Dataset records
::::
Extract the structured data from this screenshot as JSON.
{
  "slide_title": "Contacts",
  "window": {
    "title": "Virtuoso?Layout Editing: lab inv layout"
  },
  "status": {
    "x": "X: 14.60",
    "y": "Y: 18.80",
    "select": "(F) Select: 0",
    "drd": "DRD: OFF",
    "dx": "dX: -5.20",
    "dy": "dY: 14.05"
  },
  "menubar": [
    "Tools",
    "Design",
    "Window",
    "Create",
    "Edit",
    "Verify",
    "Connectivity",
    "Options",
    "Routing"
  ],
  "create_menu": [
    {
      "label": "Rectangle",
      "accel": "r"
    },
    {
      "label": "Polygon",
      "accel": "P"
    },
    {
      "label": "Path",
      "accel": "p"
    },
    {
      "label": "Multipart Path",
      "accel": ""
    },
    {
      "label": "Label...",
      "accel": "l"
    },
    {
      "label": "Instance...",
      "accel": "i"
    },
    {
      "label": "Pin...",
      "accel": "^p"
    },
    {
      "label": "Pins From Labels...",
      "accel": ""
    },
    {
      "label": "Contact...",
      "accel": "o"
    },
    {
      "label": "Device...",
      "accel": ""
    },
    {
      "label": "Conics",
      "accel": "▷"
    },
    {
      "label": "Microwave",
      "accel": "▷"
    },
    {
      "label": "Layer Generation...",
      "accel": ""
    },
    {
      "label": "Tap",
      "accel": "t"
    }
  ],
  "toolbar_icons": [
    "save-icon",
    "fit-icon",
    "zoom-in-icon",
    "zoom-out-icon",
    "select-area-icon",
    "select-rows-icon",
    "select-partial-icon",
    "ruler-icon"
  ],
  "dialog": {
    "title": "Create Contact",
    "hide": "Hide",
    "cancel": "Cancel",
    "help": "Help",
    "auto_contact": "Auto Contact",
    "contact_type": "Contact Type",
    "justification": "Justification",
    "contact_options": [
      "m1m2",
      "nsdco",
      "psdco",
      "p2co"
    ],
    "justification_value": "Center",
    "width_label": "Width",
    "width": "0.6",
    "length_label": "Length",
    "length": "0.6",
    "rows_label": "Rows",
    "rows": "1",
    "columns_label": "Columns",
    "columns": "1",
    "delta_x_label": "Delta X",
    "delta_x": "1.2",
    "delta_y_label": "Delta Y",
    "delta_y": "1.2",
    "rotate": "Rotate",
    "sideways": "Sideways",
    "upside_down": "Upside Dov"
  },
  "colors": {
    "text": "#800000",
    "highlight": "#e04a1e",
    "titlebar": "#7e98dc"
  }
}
::::
WORK TO BE COMPLETED :: Retype each record exactly, leaving nothing out.

IN RESPONSE ::
Extract the structured data from this screenshot as JSON.
{
  "slide_title": "Contacts",
  "window": {
    "title": "Virtuoso?Layout Editing: lab inv layout"
  },
  "status": {
    "x": "X: 14.60",
    "y": "Y: 18.80",
    "select": "(F) Select: 0",
    "drd": "DRD: OFF",
    "dx": "dX: -5.20",
    "dy": "dY: 14.05"
  },
  "menubar": [
    "Tools",
    "Design",
    "Window",
    "Create",
    "Edit",
    "Verify",
    "Connectivity",
    "Options",
    "Routing"
  ],
  "create_menu": [
    {
      "label": "Rectangle",
      "accel": "r"
    },
    {
      "label": "Polygon",
      "accel": "P"
    },
    {
      "label": "Path",
      "accel": "p"
    },
    {
      "label": "Multipart Path",
      "accel": ""
    },
    {
      "label": "Label...",
      "accel": "l"
    },
    {
      "label": "Instance...",
      "accel": "i"
    },
    {
      "label": "Pin...",
      "accel": "^p"
    },
    {
      "label": "Pins From Labels...",
      "accel": ""
    },
    {
      "label": "Contact...",
      "accel": "o"
    },
    {
      "label": "Device...",
      "accel": ""
    },
    {
      "label": "Conics",
      "accel": "▷"
    },
    {
      "label": "Microwave",
      "accel": "▷"
    },
    {
      "label": "Layer Generation...",
      "accel": ""
    },
    {
      "label": "Tap",
      "accel": "t"
    }
  ],
  "toolbar_icons": [
    "save-icon",
    "fit-icon",
    "zoom-in-icon",
    "zoom-out-icon",
    "select-area-icon",
    "select-rows-icon",
    "select-partial-icon",
    "ruler-icon"
  ],
  "dialog": {
    "title": "Create Contact",
    "hide": "Hide",
    "cancel": "Cancel",
    "help": "Help",
    "auto_contact": "Auto Contact",
    "contact_type": "Contact Type",
    "justification": "Justification",
    "contact_options": [
      "m1m2",
      "nsdco",
      "psdco",
      "p2co"
    ],
    "justification_value": "Center",
    "width_label": "Width",
    "width": "0.6",
    "length_label": "Length",
    "length": "0.6",
    "rows_label": "Rows",
    "rows": "1",
    "columns_label": "Columns",
    "columns": "1",
    "delta_x_label": "Delta X",
    "delta_x": "1.2",
    "delta_y_label": "Delta Y",
    "delta_y": "1.2",
    "rotate": "Rotate",
    "sideways": "Sideways",
    "upside_down": "Upside Dov"
  },
  "colors": {
    "text": "#800000",
    "highlight": "#e04a1e",
    "titlebar": "#7e98dc"
  }
}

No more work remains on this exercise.